The entries below need to be written out exactly, with no pictures included.

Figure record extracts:
_ _ _
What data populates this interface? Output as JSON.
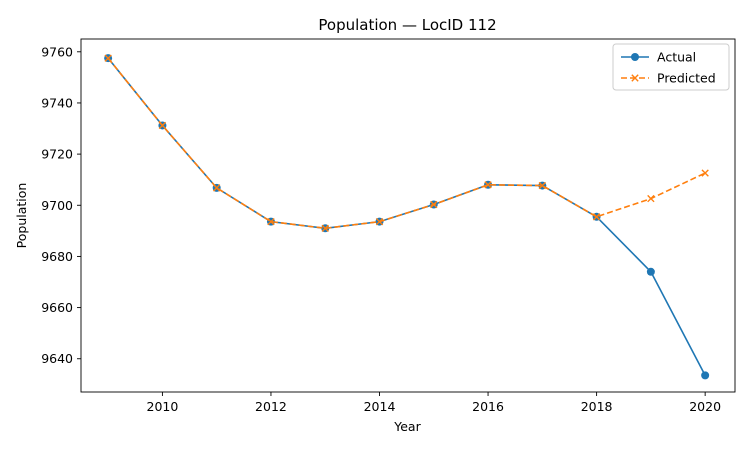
{
  "chart_data": {
    "type": "line",
    "title": "Population — LocID 112",
    "xlabel": "Year",
    "ylabel": "Population",
    "x": [
      2009,
      2010,
      2011,
      2012,
      2013,
      2014,
      2015,
      2016,
      2017,
      2018,
      2019,
      2020
    ],
    "xlim": [
      2008.5,
      2020.55
    ],
    "ylim": [
      9627,
      9765
    ],
    "xticks": [
      2010,
      2012,
      2014,
      2016,
      2018,
      2020
    ],
    "yticks": [
      9640,
      9660,
      9680,
      9700,
      9720,
      9740,
      9760
    ],
    "grid": false,
    "legend_position": "top-right",
    "series": [
      {
        "name": "Actual",
        "color": "#1f77b4",
        "line_style": "solid",
        "marker": "circle",
        "values": [
          9757.5,
          9731.2,
          9706.8,
          9693.6,
          9691.0,
          9693.6,
          9700.3,
          9708.0,
          9707.7,
          9695.5,
          9674.0,
          9633.5
        ]
      },
      {
        "name": "Predicted",
        "color": "#ff7f0e",
        "line_style": "dashed",
        "marker": "x",
        "values": [
          9757.5,
          9731.2,
          9706.8,
          9693.6,
          9691.0,
          9693.6,
          9700.3,
          9708.0,
          9707.7,
          9695.5,
          9702.6,
          9712.6
        ]
      }
    ]
  }
}
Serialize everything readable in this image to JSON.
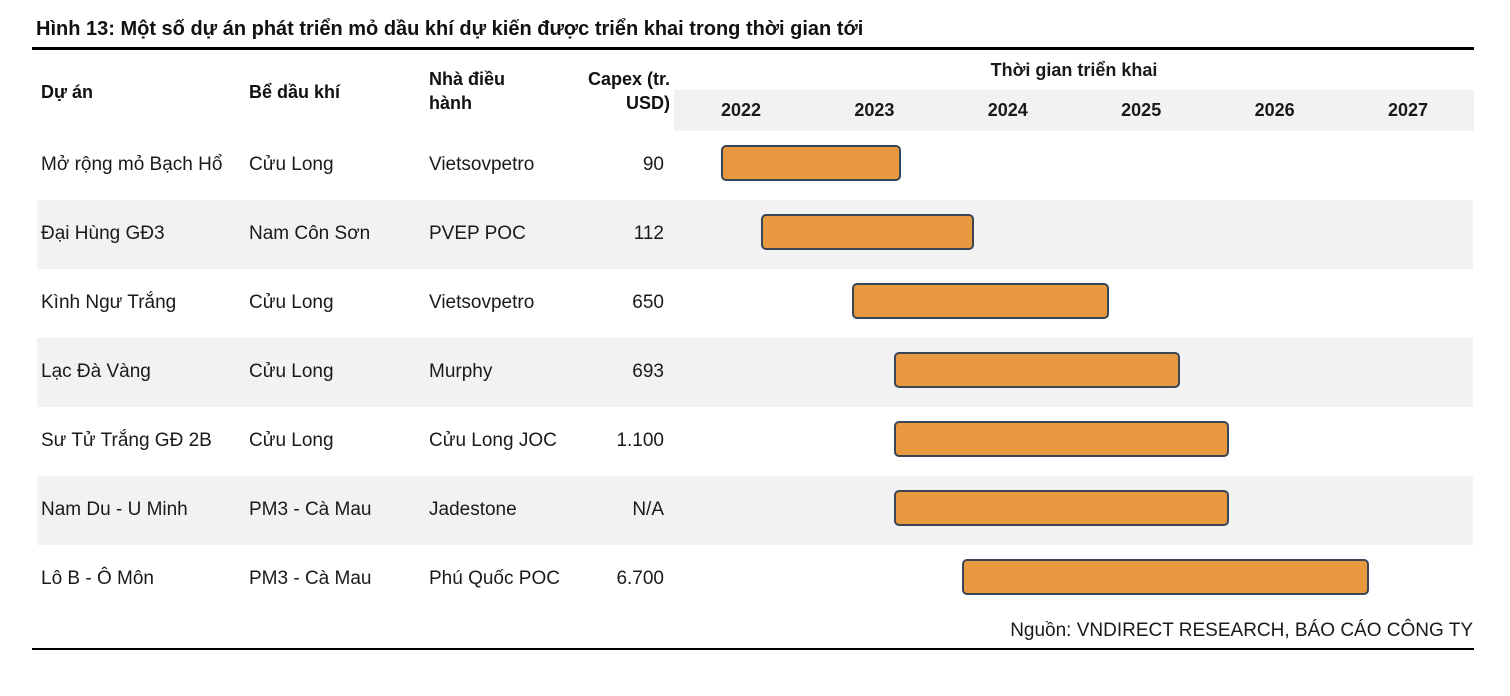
{
  "title": "Hình 13: Một số dự án phát triển mỏ dầu khí dự kiến được triển khai trong thời gian tới",
  "headers": {
    "project": "Dự án",
    "basin": "Bể dầu khí",
    "operator_line1": "Nhà điều",
    "operator_line2": "hành",
    "capex_line1": "Capex (tr.",
    "capex_line2": "USD)",
    "timeline": "Thời gian triển khai"
  },
  "years": [
    "2022",
    "2023",
    "2024",
    "2025",
    "2026",
    "2027"
  ],
  "rows": [
    {
      "project": "Mở rộng mỏ Bạch Hổ",
      "basin": "Cửu Long",
      "operator": "Vietsovpetro",
      "capex": "90",
      "start": 2021.85,
      "end": 2023.2
    },
    {
      "project": "Đại Hùng GĐ3",
      "basin": "Nam Côn Sơn",
      "operator": "PVEP POC",
      "capex": "112",
      "start": 2022.15,
      "end": 2023.75
    },
    {
      "project": "Kình Ngư Trắng",
      "basin": "Cửu Long",
      "operator": "Vietsovpetro",
      "capex": "650",
      "start": 2022.83,
      "end": 2024.76
    },
    {
      "project": "Lạc Đà Vàng",
      "basin": "Cửu Long",
      "operator": "Murphy",
      "capex": "693",
      "start": 2023.15,
      "end": 2025.29
    },
    {
      "project": "Sư Tử Trắng GĐ 2B",
      "basin": "Cửu Long",
      "operator": "Cửu Long JOC",
      "capex": "1.100",
      "start": 2023.15,
      "end": 2025.66
    },
    {
      "project": "Nam Du - U Minh",
      "basin": "PM3 - Cà Mau",
      "operator": "Jadestone",
      "capex": "N/A",
      "start": 2023.15,
      "end": 2025.66
    },
    {
      "project": "Lô B - Ô Môn",
      "basin": "PM3 - Cà Mau",
      "operator": "Phú Quốc POC",
      "capex": "6.700",
      "start": 2023.66,
      "end": 2026.71
    }
  ],
  "bar_color": "#e8983e",
  "bar_border_color": "#3a4558",
  "source": "Nguồn: VNDIRECT RESEARCH, BÁO CÁO CÔNG TY"
}
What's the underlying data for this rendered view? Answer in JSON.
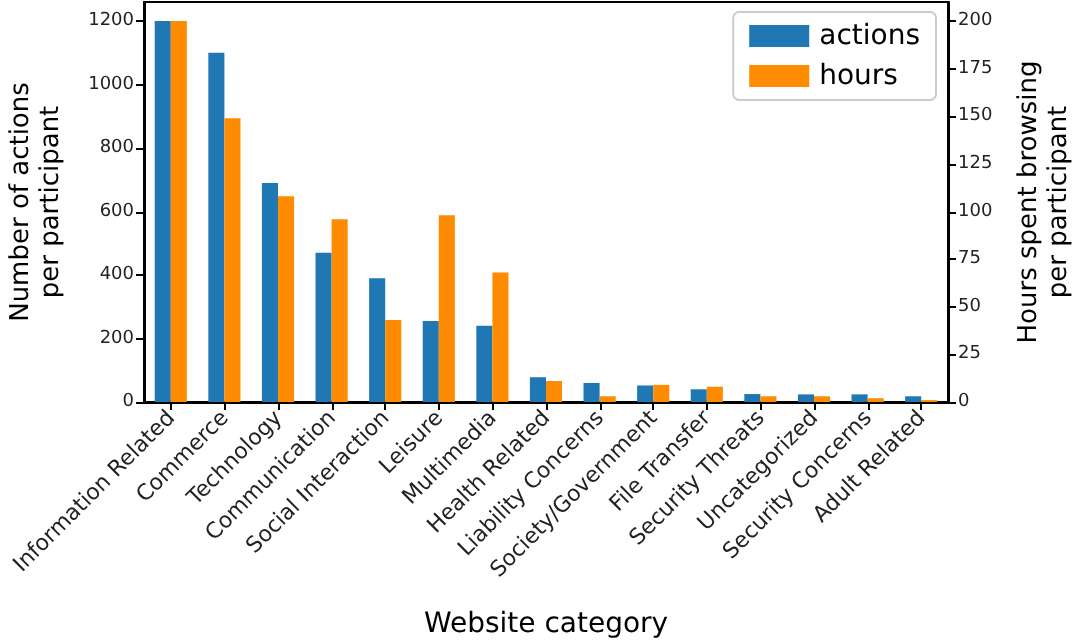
{
  "chart_data": {
    "type": "bar",
    "xlabel": "Website category",
    "ylabel": "Number of actions\nper participant",
    "y2label": "Hours spent browsing\nper participant",
    "categories": [
      "Information Related",
      "Commerce",
      "Technology",
      "Communication",
      "Social Interaction",
      "Leisure",
      "Multimedia",
      "Health Related",
      "Liability Concerns",
      "Society/Government",
      "File Transfer",
      "Security Threats",
      "Uncategorized",
      "Security Concerns",
      "Adult Related"
    ],
    "series": [
      {
        "name": "actions",
        "color": "#1f77b4",
        "values": [
          1200,
          1100,
          690,
          470,
          390,
          255,
          240,
          78,
          60,
          52,
          40,
          25,
          24,
          24,
          18
        ]
      },
      {
        "name": "hours",
        "color": "#ff8c00",
        "axis": "y2",
        "values": [
          200,
          149,
          108,
          96,
          43,
          98,
          68,
          11,
          3,
          9,
          8,
          3,
          3,
          2,
          1
        ]
      }
    ],
    "ylim": [
      0,
      1260
    ],
    "yticks": [
      0,
      200,
      400,
      600,
      800,
      1000,
      1200
    ],
    "y2lim": [
      0,
      210
    ],
    "y2ticks": [
      0,
      25,
      50,
      75,
      100,
      125,
      150,
      175,
      200
    ],
    "grid": false,
    "legend": "top right"
  }
}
_ _ _
Output of the task:
What data populates this interface? Output as JSON.
{
  "chart_data": {
    "type": "line",
    "title": "Population — LocID 112",
    "xlabel": "Year",
    "ylabel": "Population",
    "x": [
      2009,
      2010,
      2011,
      2012,
      2013,
      2014,
      2015,
      2016,
      2017,
      2018,
      2019,
      2020
    ],
    "xlim": [
      2008.5,
      2020.55
    ],
    "ylim": [
      9627,
      9765
    ],
    "xticks": [
      2010,
      2012,
      2014,
      2016,
      2018,
      2020
    ],
    "yticks": [
      9640,
      9660,
      9680,
      9700,
      9720,
      9740,
      9760
    ],
    "grid": false,
    "legend_position": "top-right",
    "series": [
      {
        "name": "Actual",
        "color": "#1f77b4",
        "line_style": "solid",
        "marker": "circle",
        "values": [
          9757.5,
          9731.2,
          9706.8,
          9693.6,
          9691.0,
          9693.6,
          9700.3,
          9708.0,
          9707.7,
          9695.5,
          9674.0,
          9633.5
        ]
      },
      {
        "name": "Predicted",
        "color": "#ff7f0e",
        "line_style": "dashed",
        "marker": "x",
        "values": [
          9757.5,
          9731.2,
          9706.8,
          9693.6,
          9691.0,
          9693.6,
          9700.3,
          9708.0,
          9707.7,
          9695.5,
          9702.6,
          9712.6
        ]
      }
    ]
  }
}
Serialize everything readable in this image to JSON.
{
  "title": "Hình 13: Một số dự án phát triển mỏ dầu khí dự kiến được triển khai trong thời gian tới",
  "headers": {
    "project": "Dự án",
    "basin": "Bể dầu khí",
    "operator_line1": "Nhà điều",
    "operator_line2": "hành",
    "capex_line1": "Capex (tr.",
    "capex_line2": "USD)",
    "timeline": "Thời gian triển khai"
  },
  "years": [
    "2022",
    "2023",
    "2024",
    "2025",
    "2026",
    "2027"
  ],
  "rows": [
    {
      "project": "Mở rộng mỏ Bạch Hổ",
      "basin": "Cửu Long",
      "operator": "Vietsovpetro",
      "capex": "90",
      "start": 2021.85,
      "end": 2023.2
    },
    {
      "project": "Đại Hùng GĐ3",
      "basin": "Nam Côn Sơn",
      "operator": "PVEP POC",
      "capex": "112",
      "start": 2022.15,
      "end": 2023.75
    },
    {
      "project": "Kình Ngư Trắng",
      "basin": "Cửu Long",
      "operator": "Vietsovpetro",
      "capex": "650",
      "start": 2022.83,
      "end": 2024.76
    },
    {
      "project": "Lạc Đà Vàng",
      "basin": "Cửu Long",
      "operator": "Murphy",
      "capex": "693",
      "start": 2023.15,
      "end": 2025.29
    },
    {
      "project": "Sư Tử Trắng GĐ 2B",
      "basin": "Cửu Long",
      "operator": "Cửu Long JOC",
      "capex": "1.100",
      "start": 2023.15,
      "end": 2025.66
    },
    {
      "project": "Nam Du - U Minh",
      "basin": "PM3 - Cà Mau",
      "operator": "Jadestone",
      "capex": "N/A",
      "start": 2023.15,
      "end": 2025.66
    },
    {
      "project": "Lô B - Ô Môn",
      "basin": "PM3 - Cà Mau",
      "operator": "Phú Quốc POC",
      "capex": "6.700",
      "start": 2023.66,
      "end": 2026.71
    }
  ],
  "bar_color": "#e8983e",
  "bar_border_color": "#3a4558",
  "source": "Nguồn: VNDIRECT RESEARCH, BÁO CÁO CÔNG TY"
}
What's the underlying data for this rendered view? Answer in JSON.
{
  "chart_data": {
    "type": "bar",
    "xlabel": "Website category",
    "ylabel": "Number of actions\nper participant",
    "y2label": "Hours spent browsing\nper participant",
    "categories": [
      "Information Related",
      "Commerce",
      "Technology",
      "Communication",
      "Social Interaction",
      "Leisure",
      "Multimedia",
      "Health Related",
      "Liability Concerns",
      "Society/Government",
      "File Transfer",
      "Security Threats",
      "Uncategorized",
      "Security Concerns",
      "Adult Related"
    ],
    "series": [
      {
        "name": "actions",
        "color": "#1f77b4",
        "values": [
          1200,
          1100,
          690,
          470,
          390,
          255,
          240,
          78,
          60,
          52,
          40,
          25,
          24,
          24,
          18
        ]
      },
      {
        "name": "hours",
        "color": "#ff8c00",
        "axis": "y2",
        "values": [
          200,
          149,
          108,
          96,
          43,
          98,
          68,
          11,
          3,
          9,
          8,
          3,
          3,
          2,
          1
        ]
      }
    ],
    "ylim": [
      0,
      1260
    ],
    "yticks": [
      0,
      200,
      400,
      600,
      800,
      1000,
      1200
    ],
    "y2lim": [
      0,
      210
    ],
    "y2ticks": [
      0,
      25,
      50,
      75,
      100,
      125,
      150,
      175,
      200
    ],
    "grid": false,
    "legend": "top right"
  }
}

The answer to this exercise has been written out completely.